WHAT YOU HAVE TO DO => Can you edit the records below so that every "legend-marker-icon" becomes "legend-symbol", leaving everything else unchanged?
++++ STORED ROWS ++++
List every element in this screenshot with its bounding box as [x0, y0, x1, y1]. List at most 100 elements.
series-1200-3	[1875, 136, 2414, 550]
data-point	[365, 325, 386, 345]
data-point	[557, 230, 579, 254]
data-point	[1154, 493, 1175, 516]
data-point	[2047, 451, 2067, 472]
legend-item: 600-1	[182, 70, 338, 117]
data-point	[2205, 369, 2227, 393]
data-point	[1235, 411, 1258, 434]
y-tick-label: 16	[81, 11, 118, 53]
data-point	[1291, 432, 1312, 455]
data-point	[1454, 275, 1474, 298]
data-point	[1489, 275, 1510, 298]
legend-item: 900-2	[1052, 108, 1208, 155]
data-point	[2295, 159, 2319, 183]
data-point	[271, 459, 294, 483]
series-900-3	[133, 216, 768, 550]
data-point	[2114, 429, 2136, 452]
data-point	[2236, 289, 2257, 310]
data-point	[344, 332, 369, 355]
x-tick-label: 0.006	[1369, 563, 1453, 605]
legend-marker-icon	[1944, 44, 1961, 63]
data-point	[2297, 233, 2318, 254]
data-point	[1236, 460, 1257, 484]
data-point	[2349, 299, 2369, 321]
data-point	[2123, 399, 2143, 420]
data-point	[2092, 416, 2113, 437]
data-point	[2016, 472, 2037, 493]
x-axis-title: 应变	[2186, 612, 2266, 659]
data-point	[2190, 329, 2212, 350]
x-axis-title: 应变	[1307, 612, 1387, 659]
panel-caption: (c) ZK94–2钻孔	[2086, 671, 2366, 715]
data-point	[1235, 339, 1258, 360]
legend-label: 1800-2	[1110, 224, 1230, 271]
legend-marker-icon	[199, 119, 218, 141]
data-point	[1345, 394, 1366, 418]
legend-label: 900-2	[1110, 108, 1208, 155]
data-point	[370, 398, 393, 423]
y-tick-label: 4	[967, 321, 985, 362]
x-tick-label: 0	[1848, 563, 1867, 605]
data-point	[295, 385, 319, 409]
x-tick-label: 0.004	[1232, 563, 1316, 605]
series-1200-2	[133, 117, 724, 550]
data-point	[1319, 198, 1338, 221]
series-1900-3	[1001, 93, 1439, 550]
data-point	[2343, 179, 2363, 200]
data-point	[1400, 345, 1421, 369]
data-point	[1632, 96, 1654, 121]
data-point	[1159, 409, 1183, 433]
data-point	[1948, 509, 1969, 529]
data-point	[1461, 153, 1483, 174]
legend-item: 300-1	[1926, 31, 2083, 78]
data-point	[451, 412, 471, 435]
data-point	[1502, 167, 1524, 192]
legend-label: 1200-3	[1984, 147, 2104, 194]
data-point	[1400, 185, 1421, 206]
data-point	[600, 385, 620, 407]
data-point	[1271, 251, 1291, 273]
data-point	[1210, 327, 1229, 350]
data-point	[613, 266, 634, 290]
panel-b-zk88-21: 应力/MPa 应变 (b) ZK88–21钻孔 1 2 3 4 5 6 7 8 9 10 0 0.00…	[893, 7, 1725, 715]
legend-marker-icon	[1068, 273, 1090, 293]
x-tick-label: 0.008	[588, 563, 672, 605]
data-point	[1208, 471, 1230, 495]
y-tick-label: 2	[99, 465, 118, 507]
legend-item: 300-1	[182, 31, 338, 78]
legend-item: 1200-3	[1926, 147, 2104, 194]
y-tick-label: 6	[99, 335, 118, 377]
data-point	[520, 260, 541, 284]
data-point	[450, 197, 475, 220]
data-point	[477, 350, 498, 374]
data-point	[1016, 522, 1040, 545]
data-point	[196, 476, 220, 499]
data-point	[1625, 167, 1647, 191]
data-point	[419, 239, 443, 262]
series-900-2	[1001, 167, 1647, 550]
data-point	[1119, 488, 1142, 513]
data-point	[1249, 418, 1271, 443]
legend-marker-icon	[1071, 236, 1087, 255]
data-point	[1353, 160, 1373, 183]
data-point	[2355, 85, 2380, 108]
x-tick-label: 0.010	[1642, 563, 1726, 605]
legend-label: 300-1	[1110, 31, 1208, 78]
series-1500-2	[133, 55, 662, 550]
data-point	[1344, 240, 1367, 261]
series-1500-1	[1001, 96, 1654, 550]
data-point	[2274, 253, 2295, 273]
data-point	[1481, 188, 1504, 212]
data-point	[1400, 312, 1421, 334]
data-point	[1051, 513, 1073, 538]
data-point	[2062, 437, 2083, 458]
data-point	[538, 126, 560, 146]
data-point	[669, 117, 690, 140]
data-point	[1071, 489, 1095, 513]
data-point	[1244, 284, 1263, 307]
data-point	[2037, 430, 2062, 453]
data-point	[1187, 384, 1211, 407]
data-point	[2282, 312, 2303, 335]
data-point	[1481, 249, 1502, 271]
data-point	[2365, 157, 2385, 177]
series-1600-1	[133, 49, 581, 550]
++++
SOLUTION TO THIS EXERCISE =>
List every element in this screenshot with its bounding box as [x0, y0, x1, y1]. List at most 100 elements.
series-1200-3	[1875, 136, 2414, 550]
data-point	[365, 325, 386, 345]
data-point	[557, 230, 579, 254]
data-point	[1154, 493, 1175, 516]
data-point	[2047, 451, 2067, 472]
legend-item: 600-1	[182, 70, 338, 117]
data-point	[2205, 369, 2227, 393]
data-point	[1235, 411, 1258, 434]
y-tick-label: 16	[81, 11, 118, 53]
data-point	[1291, 432, 1312, 455]
data-point	[1454, 275, 1474, 298]
data-point	[1489, 275, 1510, 298]
legend-item: 900-2	[1052, 108, 1208, 155]
data-point	[2295, 159, 2319, 183]
data-point	[271, 459, 294, 483]
series-900-3	[133, 216, 768, 550]
data-point	[2114, 429, 2136, 452]
data-point	[2236, 289, 2257, 310]
data-point	[344, 332, 369, 355]
x-tick-label: 0.006	[1369, 563, 1453, 605]
legend-symbol	[1944, 44, 1961, 63]
data-point	[2297, 233, 2318, 254]
data-point	[1236, 460, 1257, 484]
data-point	[2349, 299, 2369, 321]
data-point	[2123, 399, 2143, 420]
data-point	[2092, 416, 2113, 437]
data-point	[2016, 472, 2037, 493]
x-axis-title: 应变	[2186, 612, 2266, 659]
data-point	[2190, 329, 2212, 350]
x-axis-title: 应变	[1307, 612, 1387, 659]
panel-caption: (c) ZK94–2钻孔	[2086, 671, 2366, 715]
data-point	[1235, 339, 1258, 360]
legend-label: 1800-2	[1110, 224, 1230, 271]
legend-symbol	[199, 119, 218, 141]
data-point	[1345, 394, 1366, 418]
legend-label: 900-2	[1110, 108, 1208, 155]
data-point	[370, 398, 393, 423]
y-tick-label: 4	[967, 321, 985, 362]
x-tick-label: 0	[1848, 563, 1867, 605]
data-point	[295, 385, 319, 409]
x-tick-label: 0.004	[1232, 563, 1316, 605]
series-1200-2	[133, 117, 724, 550]
data-point	[1319, 198, 1338, 221]
series-1900-3	[1001, 93, 1439, 550]
data-point	[2343, 179, 2363, 200]
data-point	[1400, 345, 1421, 369]
data-point	[1632, 96, 1654, 121]
data-point	[1159, 409, 1183, 433]
data-point	[1948, 509, 1969, 529]
data-point	[1461, 153, 1483, 174]
legend-item: 300-1	[1926, 31, 2083, 78]
data-point	[451, 412, 471, 435]
data-point	[1502, 167, 1524, 192]
legend-label: 1200-3	[1984, 147, 2104, 194]
data-point	[1400, 185, 1421, 206]
data-point	[600, 385, 620, 407]
data-point	[1271, 251, 1291, 273]
data-point	[1210, 327, 1229, 350]
data-point	[613, 266, 634, 290]
panel-b-zk88-21: 应力/MPa 应变 (b) ZK88–21钻孔 1 2 3 4 5 6 7 8 9 10 0 0.00…	[893, 7, 1725, 715]
legend-symbol	[1068, 273, 1090, 293]
x-tick-label: 0.008	[588, 563, 672, 605]
data-point	[1208, 471, 1230, 495]
y-tick-label: 2	[99, 465, 118, 507]
legend-item: 300-1	[182, 31, 338, 78]
legend-item: 1200-3	[1926, 147, 2104, 194]
y-tick-label: 6	[99, 335, 118, 377]
data-point	[520, 260, 541, 284]
data-point	[450, 197, 475, 220]
data-point	[477, 350, 498, 374]
data-point	[1016, 522, 1040, 545]
data-point	[196, 476, 220, 499]
data-point	[1625, 167, 1647, 191]
data-point	[419, 239, 443, 262]
series-900-2	[1001, 167, 1647, 550]
data-point	[1119, 488, 1142, 513]
data-point	[1249, 418, 1271, 443]
legend-symbol	[1071, 236, 1087, 255]
data-point	[1353, 160, 1373, 183]
data-point	[2355, 85, 2380, 108]
x-tick-label: 0.010	[1642, 563, 1726, 605]
legend-label: 300-1	[1110, 31, 1208, 78]
series-1500-2	[133, 55, 662, 550]
data-point	[1344, 240, 1367, 261]
series-1500-1	[1001, 96, 1654, 550]
data-point	[2274, 253, 2295, 273]
data-point	[1481, 188, 1504, 212]
data-point	[1400, 312, 1421, 334]
data-point	[1051, 513, 1073, 538]
data-point	[2062, 437, 2083, 458]
data-point	[538, 126, 560, 146]
data-point	[669, 117, 690, 140]
data-point	[1071, 489, 1095, 513]
data-point	[1244, 284, 1263, 307]
data-point	[2037, 430, 2062, 453]
data-point	[1187, 384, 1211, 407]
data-point	[2282, 312, 2303, 335]
data-point	[1481, 249, 1502, 271]
data-point	[2365, 157, 2385, 177]
series-1600-1	[133, 49, 581, 550]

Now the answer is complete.